**Challenge**
Seek out every line containing the word "JSON", and copy each.
BEGIN
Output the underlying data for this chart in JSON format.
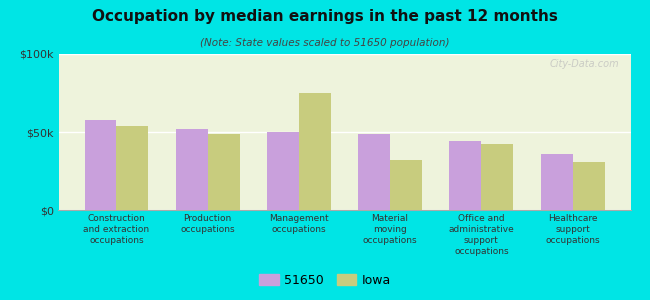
{
  "title": "Occupation by median earnings in the past 12 months",
  "subtitle": "(Note: State values scaled to 51650 population)",
  "categories": [
    "Construction\nand extraction\noccupations",
    "Production\noccupations",
    "Management\noccupations",
    "Material\nmoving\noccupations",
    "Office and\nadministrative\nsupport\noccupations",
    "Healthcare\nsupport\noccupations"
  ],
  "values_51650": [
    58000,
    52000,
    50000,
    49000,
    44000,
    36000
  ],
  "values_iowa": [
    54000,
    49000,
    75000,
    32000,
    42000,
    31000
  ],
  "color_51650": "#c9a0dc",
  "color_iowa": "#c8cc7e",
  "background_outer": "#00e5e5",
  "background_plot": "#eef3dc",
  "ylim": [
    0,
    100000
  ],
  "yticks": [
    0,
    50000,
    100000
  ],
  "ytick_labels": [
    "$0",
    "$50k",
    "$100k"
  ],
  "legend_labels": [
    "51650",
    "Iowa"
  ],
  "bar_width": 0.35,
  "watermark": "City-Data.com"
}
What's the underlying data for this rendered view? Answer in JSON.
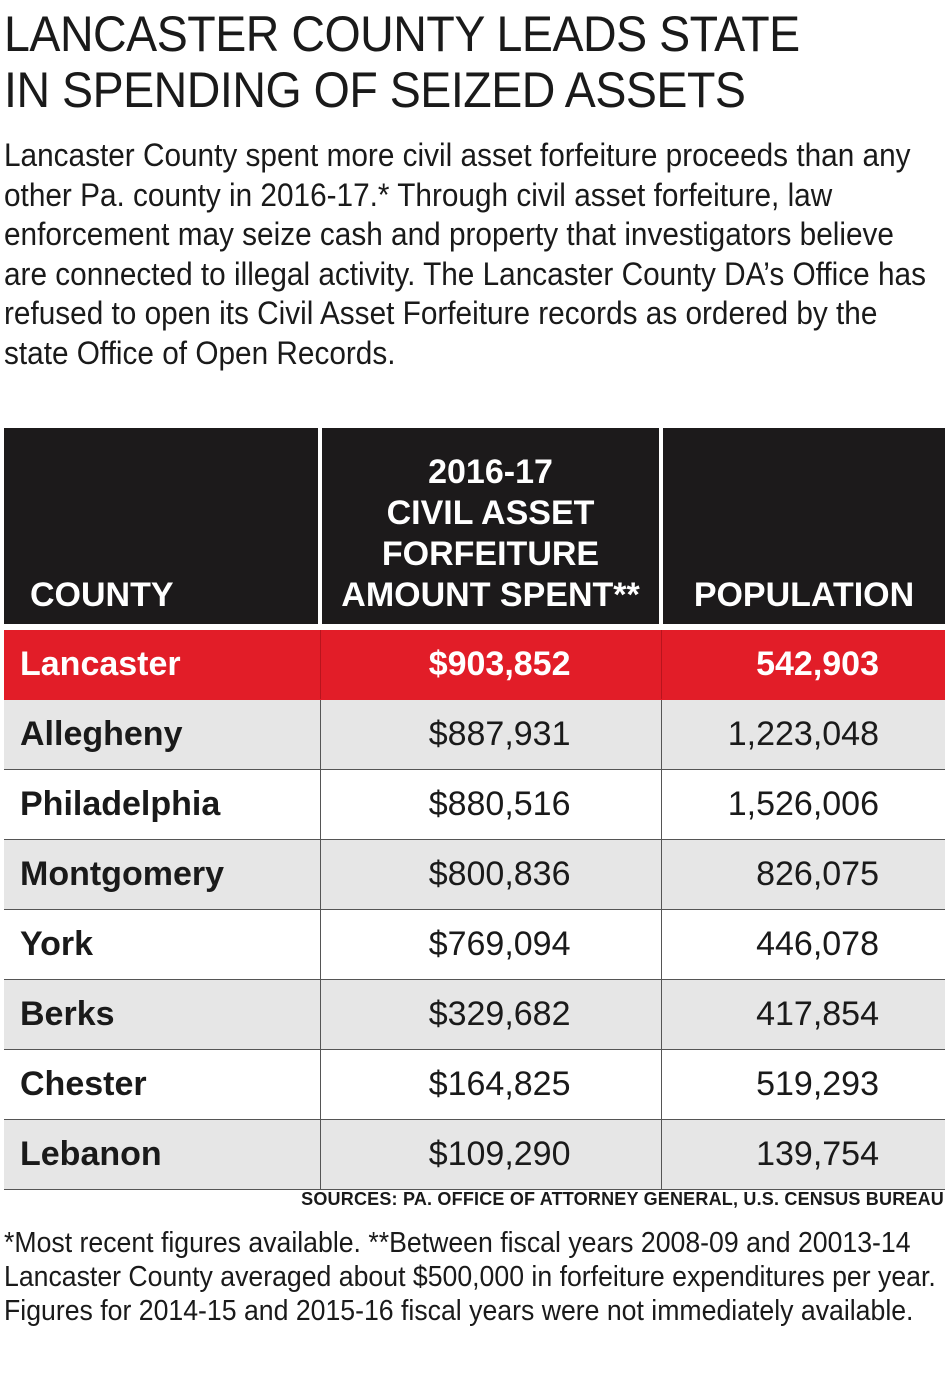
{
  "title_line1": "LANCASTER COUNTY LEADS STATE",
  "title_line2": "IN SPENDING OF SEIZED ASSETS",
  "intro": "Lancaster County spent more civil asset forfeiture proceeds than any other Pa. county in 2016-17.* Through civil asset forfeiture, law enforcement may seize cash and property that investigators believe are connected to illegal activity. The Lancaster County DA’s Office has refused to open its Civil Asset Forfeiture records as ordered by the state Office of Open Records.",
  "chart_data": {
    "type": "table",
    "columns": {
      "county": "COUNTY",
      "amount_lines": [
        "2016-17",
        "CIVIL ASSET",
        "FORFEITURE",
        "AMOUNT SPENT**"
      ],
      "population": "POPULATION"
    },
    "rows": [
      {
        "county": "Lancaster",
        "amount": "$903,852",
        "population": "542,903",
        "highlight": true
      },
      {
        "county": "Allegheny",
        "amount": "$887,931",
        "population": "1,223,048"
      },
      {
        "county": "Philadelphia",
        "amount": "$880,516",
        "population": "1,526,006"
      },
      {
        "county": "Montgomery",
        "amount": "$800,836",
        "population": "826,075"
      },
      {
        "county": "York",
        "amount": "$769,094",
        "population": "446,078"
      },
      {
        "county": "Berks",
        "amount": "$329,682",
        "population": "417,854"
      },
      {
        "county": "Chester",
        "amount": "$164,825",
        "population": "519,293"
      },
      {
        "county": "Lebanon",
        "amount": "$109,290",
        "population": "139,754"
      }
    ]
  },
  "colors": {
    "highlight": "#e21d28",
    "header": "#1c1a1b",
    "alt_row": "#e6e6e6"
  },
  "sources": "SOURCES:  PA. OFFICE OF ATTORNEY GENERAL, U.S. CENSUS BUREAU",
  "footnote": "*Most recent figures available.  **Between fiscal years 2008-09 and 20013-14 Lancaster County averaged about $500,000 in forfeiture expenditures per year. Figures for 2014-15 and 2015-16 fiscal years were not immediately available."
}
END
**Result for this task**
Output the underlying data for this chart in JSON format.
What's the underlying data for this rendered view? Answer in JSON.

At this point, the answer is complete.